Raw records:
-- -- --

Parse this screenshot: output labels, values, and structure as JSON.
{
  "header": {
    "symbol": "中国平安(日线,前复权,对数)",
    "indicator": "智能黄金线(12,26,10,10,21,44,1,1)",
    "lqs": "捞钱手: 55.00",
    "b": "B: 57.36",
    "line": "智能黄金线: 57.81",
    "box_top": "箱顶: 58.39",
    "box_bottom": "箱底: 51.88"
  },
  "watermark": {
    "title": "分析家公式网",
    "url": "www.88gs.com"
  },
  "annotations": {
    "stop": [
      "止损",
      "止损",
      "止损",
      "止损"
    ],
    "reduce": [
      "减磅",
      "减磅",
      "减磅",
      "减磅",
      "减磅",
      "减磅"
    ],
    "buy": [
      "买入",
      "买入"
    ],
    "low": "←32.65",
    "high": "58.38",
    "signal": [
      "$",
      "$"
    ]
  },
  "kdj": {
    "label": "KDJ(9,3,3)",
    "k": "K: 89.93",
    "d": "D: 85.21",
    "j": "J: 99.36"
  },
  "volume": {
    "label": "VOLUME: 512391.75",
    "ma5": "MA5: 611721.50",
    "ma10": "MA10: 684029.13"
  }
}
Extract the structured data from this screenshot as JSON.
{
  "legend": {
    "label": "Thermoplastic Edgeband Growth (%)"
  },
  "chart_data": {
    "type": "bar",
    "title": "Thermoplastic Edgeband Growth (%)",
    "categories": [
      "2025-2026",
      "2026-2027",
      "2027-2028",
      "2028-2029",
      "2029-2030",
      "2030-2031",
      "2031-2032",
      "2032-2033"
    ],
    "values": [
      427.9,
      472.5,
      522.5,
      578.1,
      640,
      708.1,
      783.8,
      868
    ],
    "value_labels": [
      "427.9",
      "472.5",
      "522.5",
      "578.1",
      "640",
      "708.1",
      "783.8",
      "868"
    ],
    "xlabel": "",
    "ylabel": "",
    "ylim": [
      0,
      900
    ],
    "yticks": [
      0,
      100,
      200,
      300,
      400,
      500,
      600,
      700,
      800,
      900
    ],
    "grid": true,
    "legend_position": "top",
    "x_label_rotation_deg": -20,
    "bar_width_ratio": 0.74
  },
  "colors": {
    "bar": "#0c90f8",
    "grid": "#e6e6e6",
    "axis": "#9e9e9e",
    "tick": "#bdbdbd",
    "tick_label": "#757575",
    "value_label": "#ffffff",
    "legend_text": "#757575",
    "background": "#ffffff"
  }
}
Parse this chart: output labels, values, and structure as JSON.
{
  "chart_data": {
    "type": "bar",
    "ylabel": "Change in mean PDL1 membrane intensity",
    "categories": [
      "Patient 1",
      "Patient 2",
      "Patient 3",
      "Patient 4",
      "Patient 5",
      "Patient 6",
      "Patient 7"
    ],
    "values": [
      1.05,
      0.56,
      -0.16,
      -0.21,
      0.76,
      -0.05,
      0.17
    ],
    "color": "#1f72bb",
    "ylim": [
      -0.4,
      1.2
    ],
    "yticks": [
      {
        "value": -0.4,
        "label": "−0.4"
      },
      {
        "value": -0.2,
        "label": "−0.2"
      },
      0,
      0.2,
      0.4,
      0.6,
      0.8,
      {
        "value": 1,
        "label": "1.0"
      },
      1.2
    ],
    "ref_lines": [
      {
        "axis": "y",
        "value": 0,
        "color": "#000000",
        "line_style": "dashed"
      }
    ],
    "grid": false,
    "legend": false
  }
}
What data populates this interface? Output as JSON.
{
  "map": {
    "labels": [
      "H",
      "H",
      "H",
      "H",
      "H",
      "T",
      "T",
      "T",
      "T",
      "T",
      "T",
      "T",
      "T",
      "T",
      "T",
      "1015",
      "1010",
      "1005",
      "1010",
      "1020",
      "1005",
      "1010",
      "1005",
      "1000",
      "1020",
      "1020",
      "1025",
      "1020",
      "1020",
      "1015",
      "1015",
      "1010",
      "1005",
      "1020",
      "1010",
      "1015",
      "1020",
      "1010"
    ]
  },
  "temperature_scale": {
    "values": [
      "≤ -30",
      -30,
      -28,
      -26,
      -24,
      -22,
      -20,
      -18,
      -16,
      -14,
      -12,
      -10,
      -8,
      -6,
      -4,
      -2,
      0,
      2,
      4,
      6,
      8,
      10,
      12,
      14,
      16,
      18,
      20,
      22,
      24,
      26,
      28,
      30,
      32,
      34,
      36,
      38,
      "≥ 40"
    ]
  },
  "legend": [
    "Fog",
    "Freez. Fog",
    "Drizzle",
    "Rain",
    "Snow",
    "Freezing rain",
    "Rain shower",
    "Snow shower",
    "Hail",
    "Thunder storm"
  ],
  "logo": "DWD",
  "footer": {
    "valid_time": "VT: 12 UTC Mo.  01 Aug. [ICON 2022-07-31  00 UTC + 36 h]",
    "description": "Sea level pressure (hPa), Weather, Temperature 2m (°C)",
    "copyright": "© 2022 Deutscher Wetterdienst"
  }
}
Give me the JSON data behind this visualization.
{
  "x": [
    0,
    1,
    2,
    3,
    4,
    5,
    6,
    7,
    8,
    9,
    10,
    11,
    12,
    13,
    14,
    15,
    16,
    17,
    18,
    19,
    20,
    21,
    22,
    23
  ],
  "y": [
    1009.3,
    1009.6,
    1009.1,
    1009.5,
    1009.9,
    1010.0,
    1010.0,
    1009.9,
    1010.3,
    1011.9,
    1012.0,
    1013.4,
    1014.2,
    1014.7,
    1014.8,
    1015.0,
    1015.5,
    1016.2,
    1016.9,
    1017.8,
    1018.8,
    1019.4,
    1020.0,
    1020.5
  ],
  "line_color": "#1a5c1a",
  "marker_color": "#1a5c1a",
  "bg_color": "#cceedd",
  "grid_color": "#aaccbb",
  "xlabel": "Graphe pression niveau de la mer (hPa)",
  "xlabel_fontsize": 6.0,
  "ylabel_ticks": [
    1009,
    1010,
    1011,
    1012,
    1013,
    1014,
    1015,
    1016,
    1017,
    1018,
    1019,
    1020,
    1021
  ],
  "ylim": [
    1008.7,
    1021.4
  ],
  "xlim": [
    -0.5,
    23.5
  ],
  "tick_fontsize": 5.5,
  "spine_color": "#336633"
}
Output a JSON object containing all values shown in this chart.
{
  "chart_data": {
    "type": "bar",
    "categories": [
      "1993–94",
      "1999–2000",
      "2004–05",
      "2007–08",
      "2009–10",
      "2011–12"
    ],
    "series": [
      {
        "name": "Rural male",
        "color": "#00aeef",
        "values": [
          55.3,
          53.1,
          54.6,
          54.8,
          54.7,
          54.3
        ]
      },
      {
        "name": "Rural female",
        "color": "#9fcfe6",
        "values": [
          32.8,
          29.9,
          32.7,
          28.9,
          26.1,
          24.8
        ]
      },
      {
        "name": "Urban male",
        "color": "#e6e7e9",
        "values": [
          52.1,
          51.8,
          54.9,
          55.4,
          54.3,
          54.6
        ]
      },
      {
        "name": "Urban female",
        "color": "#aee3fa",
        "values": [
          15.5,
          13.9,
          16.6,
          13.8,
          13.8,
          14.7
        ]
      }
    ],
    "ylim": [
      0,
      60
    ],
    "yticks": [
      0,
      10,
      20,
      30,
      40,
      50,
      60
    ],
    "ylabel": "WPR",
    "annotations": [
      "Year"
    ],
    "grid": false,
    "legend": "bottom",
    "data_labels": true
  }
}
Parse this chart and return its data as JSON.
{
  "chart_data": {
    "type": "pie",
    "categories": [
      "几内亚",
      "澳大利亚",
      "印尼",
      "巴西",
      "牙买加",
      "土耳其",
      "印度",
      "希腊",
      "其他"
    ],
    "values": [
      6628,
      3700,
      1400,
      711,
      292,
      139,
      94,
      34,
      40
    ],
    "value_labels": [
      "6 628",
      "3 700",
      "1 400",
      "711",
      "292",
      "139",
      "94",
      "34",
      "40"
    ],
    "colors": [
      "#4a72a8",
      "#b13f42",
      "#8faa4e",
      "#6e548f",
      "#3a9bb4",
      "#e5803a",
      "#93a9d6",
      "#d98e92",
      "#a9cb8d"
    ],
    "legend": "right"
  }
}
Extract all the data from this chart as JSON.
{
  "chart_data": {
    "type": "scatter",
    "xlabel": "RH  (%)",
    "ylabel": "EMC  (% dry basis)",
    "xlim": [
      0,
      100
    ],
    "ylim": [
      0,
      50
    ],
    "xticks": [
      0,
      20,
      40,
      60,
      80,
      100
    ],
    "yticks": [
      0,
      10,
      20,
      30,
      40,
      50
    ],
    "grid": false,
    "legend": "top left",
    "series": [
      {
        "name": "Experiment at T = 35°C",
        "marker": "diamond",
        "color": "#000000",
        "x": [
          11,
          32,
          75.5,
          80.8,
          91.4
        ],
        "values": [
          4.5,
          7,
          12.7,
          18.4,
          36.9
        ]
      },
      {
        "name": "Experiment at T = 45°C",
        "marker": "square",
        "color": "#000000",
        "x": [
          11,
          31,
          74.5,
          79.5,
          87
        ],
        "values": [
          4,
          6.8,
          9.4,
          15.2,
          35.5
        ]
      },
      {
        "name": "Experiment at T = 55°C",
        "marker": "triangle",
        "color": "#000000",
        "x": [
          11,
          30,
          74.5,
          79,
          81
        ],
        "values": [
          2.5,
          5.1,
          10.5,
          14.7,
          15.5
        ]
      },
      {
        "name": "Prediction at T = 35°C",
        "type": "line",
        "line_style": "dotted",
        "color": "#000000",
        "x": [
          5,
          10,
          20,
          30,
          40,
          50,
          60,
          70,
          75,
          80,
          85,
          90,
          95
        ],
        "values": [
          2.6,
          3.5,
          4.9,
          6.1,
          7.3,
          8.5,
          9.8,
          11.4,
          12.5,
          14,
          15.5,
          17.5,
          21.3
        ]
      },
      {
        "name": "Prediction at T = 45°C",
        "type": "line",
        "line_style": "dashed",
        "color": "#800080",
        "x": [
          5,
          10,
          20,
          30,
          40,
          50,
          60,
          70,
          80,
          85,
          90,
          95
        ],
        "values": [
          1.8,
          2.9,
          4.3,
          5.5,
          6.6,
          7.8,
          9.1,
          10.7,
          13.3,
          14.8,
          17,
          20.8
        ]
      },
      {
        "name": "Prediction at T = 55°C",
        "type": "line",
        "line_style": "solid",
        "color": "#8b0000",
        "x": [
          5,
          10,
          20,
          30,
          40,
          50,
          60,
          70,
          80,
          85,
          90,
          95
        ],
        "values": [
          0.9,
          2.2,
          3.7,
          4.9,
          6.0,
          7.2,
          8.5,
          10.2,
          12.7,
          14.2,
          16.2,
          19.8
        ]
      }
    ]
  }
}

-- -- --

Your task: Look over the records above and copy each line that includes the string "from".

Response to this task:
Extract the structured data from this screenshot as JSON.
Extract all the data from this chart as JSON.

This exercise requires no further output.